[DOCUMENT]

-*-*-

Mais il ne faut pas oublier que la photographie est la première vocation du cinéaste. Elle reste présente dans son activité, même dans ses films. » Face value est certainement aussi un film sur la photographie », écrit-il à propos de cette oeuvre un peu décousue sur le regard, composée d’une série de portraits en mouvement. Quant au court métrage To sang fotostudio, beta (1997), c’est une mise en abyme de la photographie : il filme un portraitiste de quartier en train d’opérer… Les « images fixes » de van der Keuken font l’objet d’une vaste rétrospective, événement central du Mois de la photo. Hommage légitime car, comme d’autres (Varda, Depardon, Paul Strand), c’est par la photo que Johan van der Keuken est devenu cinéaste. Plus précisément quand, après avoir été initié à la photo dès le plus jeune âge par son grand-père, et après avoir publié son premier album, Nous avons 17 ans (son âge à l’époque), il atterrira presque par hasard à l’Idhec. C’est en France qu’il tournera son premier film, Paris à l’aube (1957-60).
Cinéaste éminemment complexe, van der Keuken est un théoricien iconoclaste qui prend un malin plaisir à contredire des clichés comme « le cinéma est un langage » ou le célèbre « le cinéma, c’est la vérité vingt-quatre fois par seconde » de Godard (dans Le Petit soldat). Matérialiste convaincu, le cinéaste néerlandais réfute le credo mystique d’un André Bazin suggérant que le cinéma permettrait d’entrevoir une parcelle de l’âme humaine. Militant de gauche, ennemi du classicisme, van der Keuken fait appel à l’expérimentation formelle dans ses films politiques. Dans son Journal, réflexion sur la façon dont la technologie des pays du Nord pervertit l’écologie humaine des pays du Sud, il illustre de façon brutale un de ses textes disant que « les machines mettent la vie en pièces » avec un insert digne du cinéma de Hong-Kong : un homme torse nu actionnant une mitraillette à tout-va. Image suivie immédiatement d’un gros plan de viande rouge les images de viande, de viscères sanguinolents sont une de ses provocations (métaphores ?) favorites.
Au-delà des tentatives de définition qui précèdent, il faut souligner que Johan van der Keuken, amateur de jazz, est avant tout un improvisateur. Mais comme les jazzmen les plus free, il brode sur un canevas prédéfini, voire écrit. Il n’est pas du tout hostile à la mise en scène, tabou des documentaristes « purs ». To sang fotostudio, beta est d’ailleurs un film sur la mise en scène, où l’on assiste aux séances de prises de vue d’un photographe chinois d’Amsterdam qui tire le portrait des commerçants de son quartier devant un décor chromo.

-*-*-

[EXTRAIT DE DONNÉES]
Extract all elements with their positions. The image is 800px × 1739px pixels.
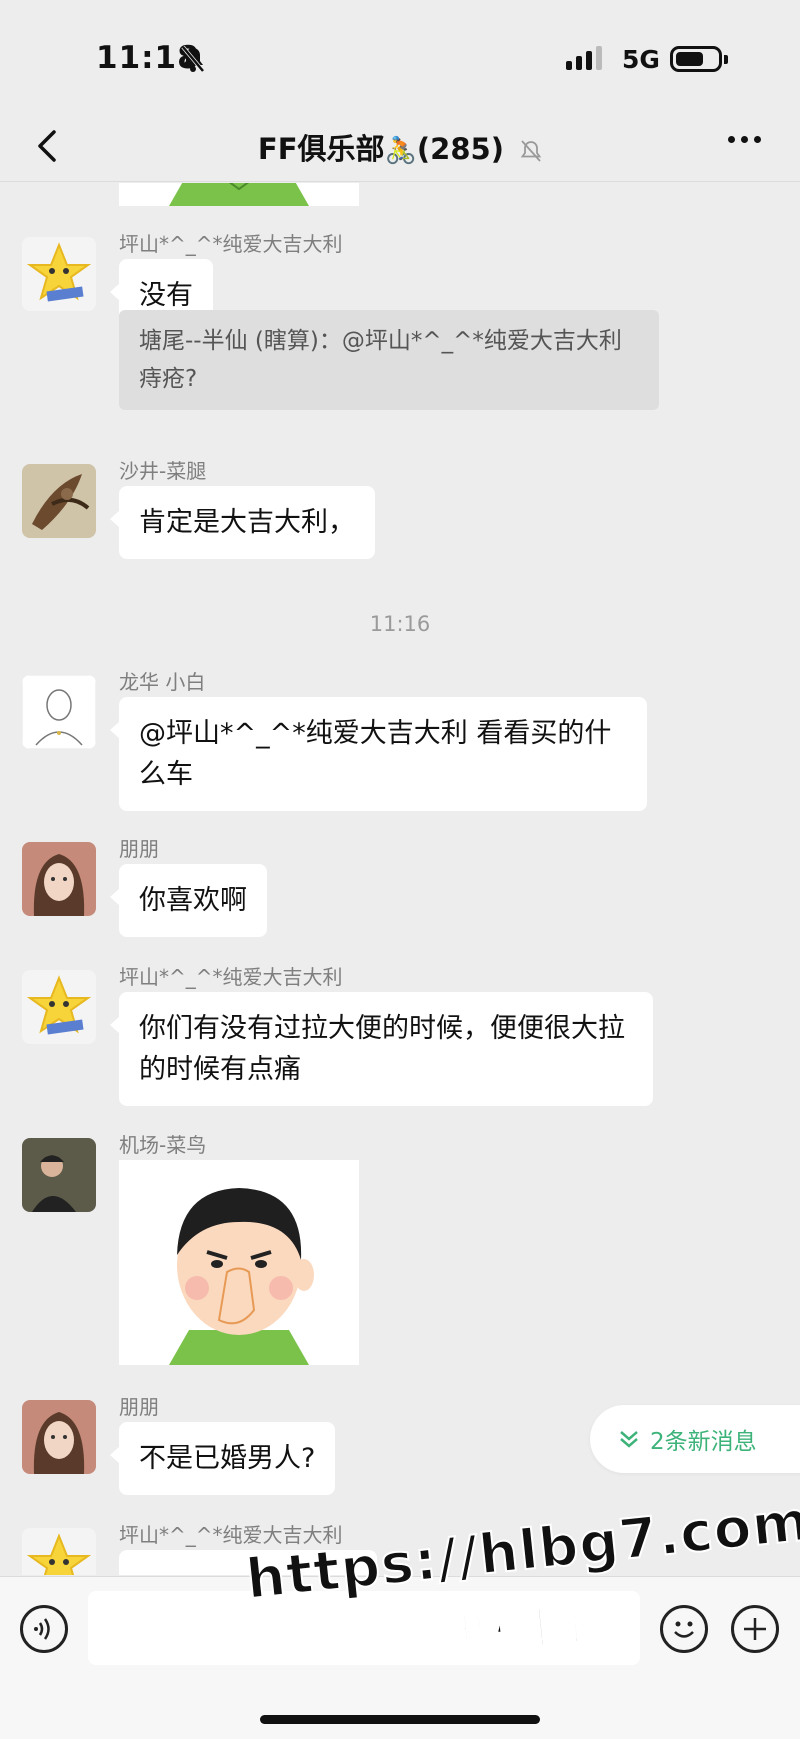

-*-*-

[LE PROBLÈME]
Veuillez imprimer tel quel le passage du texte sur Johan van der Keuken qui va de « Au-delà des tentatives » jusqu'à « un décor chromo. ».

[RÉSULTAT OBTENU]
Au-delà des tentatives de définition qui précèdent, il faut souligner que Johan van der Keuken, amateur de jazz, est avant tout un improvisateur. Mais comme les jazzmen les plus free, il brode sur un canevas prédéfini, voire écrit. Il n’est pas du tout hostile à la mise en scène, tabou des documentaristes « purs ». To sang fotostudio, beta est d’ailleurs un film sur la mise en scène, où l’on assiste aux séances de prises de vue d’un photographe chinois d’Amsterdam qui tire le portrait des commerçants de son quartier devant un décor chromo.